## Dataset items
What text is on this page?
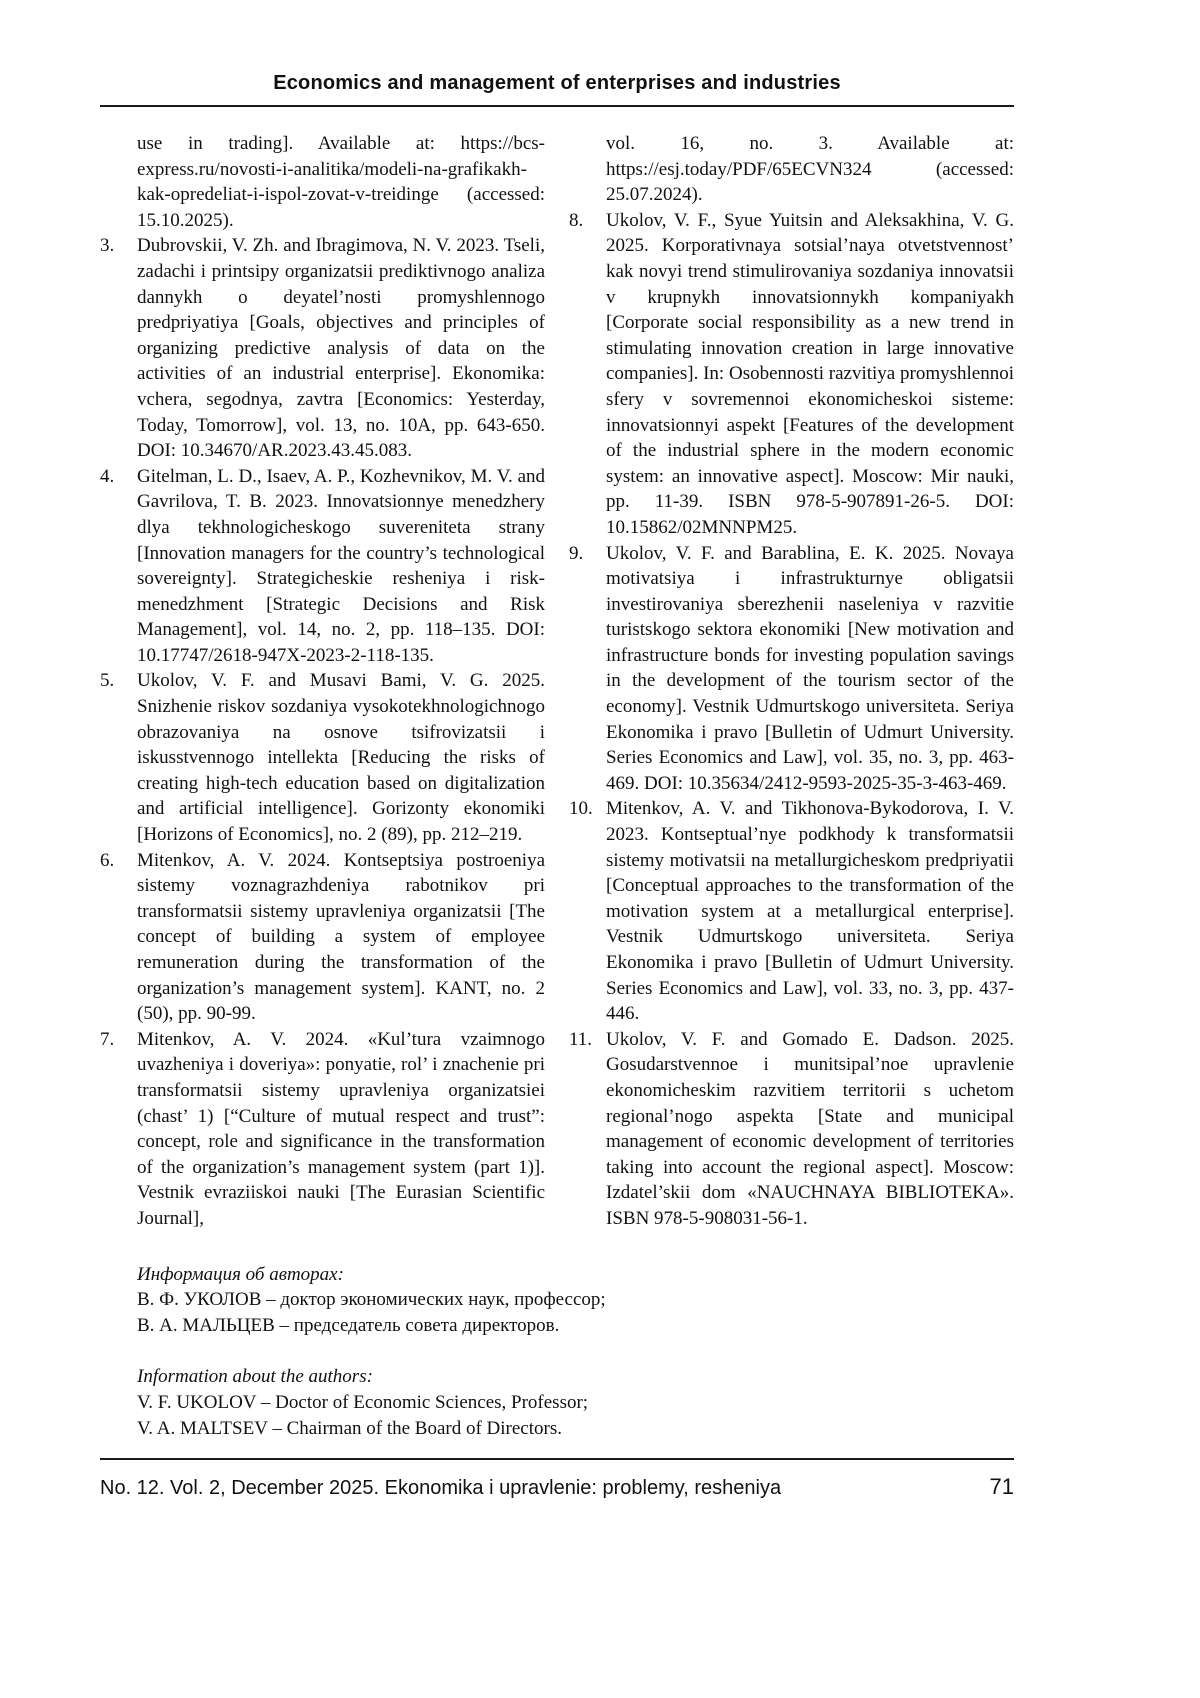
Economics and management of enterprises and industries
use in trading]. Available at: https://bcs-express.ru/novosti-i-analitika/modeli-na-grafikakh-kak-opredeliat-i-ispol-zovat-v-treidinge (accessed: 15.10.2025).
3. Dubrovskii, V. Zh. and Ibragimova, N. V. 2023. Tseli, zadachi i printsipy organizatsii prediktivnogo analiza dannykh o deyatel’nosti promyshlennogo predpriyatiya [Goals, objectives and principles of organizing predictive analysis of data on the activities of an industrial enterprise]. Ekonomika: vchera, segodnya, zavtra [Economics: Yesterday, Today, Tomorrow], vol. 13, no. 10A, pp. 643-650. DOI: 10.34670/AR.2023.43.45.083.
4. Gitelman, L. D., Isaev, A. P., Kozhevnikov, M. V. and Gavrilova, T. B. 2023. Innovatsionnye menedzhery dlya tekhnologicheskogo suvereniteta strany [Innovation managers for the country’s technological sovereignty]. Strategicheskie resheniya i risk-menedzhment [Strategic Decisions and Risk Management], vol. 14, no. 2, pp. 118–135. DOI: 10.17747/2618-947X-2023-2-118-135.
5. Ukolov, V. F. and Musavi Bami, V. G. 2025. Snizhenie riskov sozdaniya vysokotekhnologichnogo obrazovaniya na osnove tsifrovizatsii i iskusstvennogo intellekta [Reducing the risks of creating high-tech education based on digitalization and artificial intelligence]. Gorizonty ekonomiki [Horizons of Economics], no. 2 (89), pp. 212–219.
6. Mitenkov, A. V. 2024. Kontseptsiya postroeniya sistemy voznagrazhdeniya rabotnikov pri transformatsii sistemy upravleniya organizatsii [The concept of building a system of employee remuneration during the transformation of the organization’s management system]. KANT, no. 2 (50), pp. 90-99.
7. Mitenkov, A. V. 2024. «Kul’tura vzaimnogo uvazheniya i doveriya»: ponyatie, rol’ i znachenie pri transformatsii sistemy upravleniya organizatsiei (chast’ 1) [“Culture of mutual respect and trust”: concept, role and significance in the transformation of the organization’s management system (part 1)]. Vestnik evraziiskoi nauki [The Eurasian Scientific Journal],
vol. 16, no. 3. Available at: https://esj.today/PDF/65ECVN324 (accessed: 25.07.2024).
8. Ukolov, V. F., Syue Yuitsin and Aleksakhina, V. G. 2025. Korporativnaya sotsial’naya otvetstvennost’ kak novyi trend stimulirovaniya sozdaniya innovatsii v krupnykh innovatsionnykh kompaniyakh [Corporate social responsibility as a new trend in stimulating innovation creation in large innovative companies]. In: Osobennosti razvitiya promyshlennoi sfery v sovremennoi ekonomicheskoi sisteme: innovatsionnyi aspekt [Features of the development of the industrial sphere in the modern economic system: an innovative aspect]. Moscow: Mir nauki, pp. 11-39. ISBN 978-5-907891-26-5. DOI: 10.15862/02MNNPM25.
9. Ukolov, V. F. and Barablina, E. K. 2025. Novaya motivatsiya i infrastrukturnye obligatsii investirovaniya sberezhenii naseleniya v razvitie turistskogo sektora ekonomiki [New motivation and infrastructure bonds for investing population savings in the development of the tourism sector of the economy]. Vestnik Udmurtskogo universiteta. Seriya Ekonomika i pravo [Bulletin of Udmurt University. Series Economics and Law], vol. 35, no. 3, pp. 463-469. DOI: 10.35634/2412-9593-2025-35-3-463-469.
10. Mitenkov, A. V. and Tikhonova-Bykodorova, I. V. 2023. Kontseptual’nye podkhody k transformatsii sistemy motivatsii na metallurgicheskom predpriyatii [Conceptual approaches to the transformation of the motivation system at a metallurgical enterprise]. Vestnik Udmurtskogo universiteta. Seriya Ekonomika i pravo [Bulletin of Udmurt University. Series Economics and Law], vol. 33, no. 3, pp. 437-446.
11. Ukolov, V. F. and Gomado E. Dadson. 2025. Gosudarstvennoe i munitsipal’noe upravlenie ekonomicheskim razvitiem territorii s uchetom regional’nogo aspekta [State and municipal management of economic development of territories taking into account the regional aspect]. Moscow: Izdatel’skii dom «NAUCHNAYA BIBLIOTEKA». ISBN 978-5-908031-56-1.
Информация об авторах:
В. Ф. УКОЛОВ – доктор экономических наук, профессор;
В. А. МАЛЬЦЕВ – председатель совета директоров.
Information about the authors:
V. F. UKOLOV – Doctor of Economic Sciences, Professor;
V. A. MALTSEV – Chairman of the Board of Directors.
No. 12. Vol. 2, December 2025. Ekonomika i upravlenie: problemy, resheniya	71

## Challenge
Copy each line of the data above that holds "https".

## Answer to this exercise
use in trading]. Available at: https://bcs-express.ru/novosti-i-analitika/modeli-na-grafikakh-kak-opredeliat-i-ispol-zovat-v-treidinge (accessed: 15.10.2025).
vol. 16, no. 3. Available at: https://esj.today/PDF/65ECVN324 (accessed: 25.07.2024).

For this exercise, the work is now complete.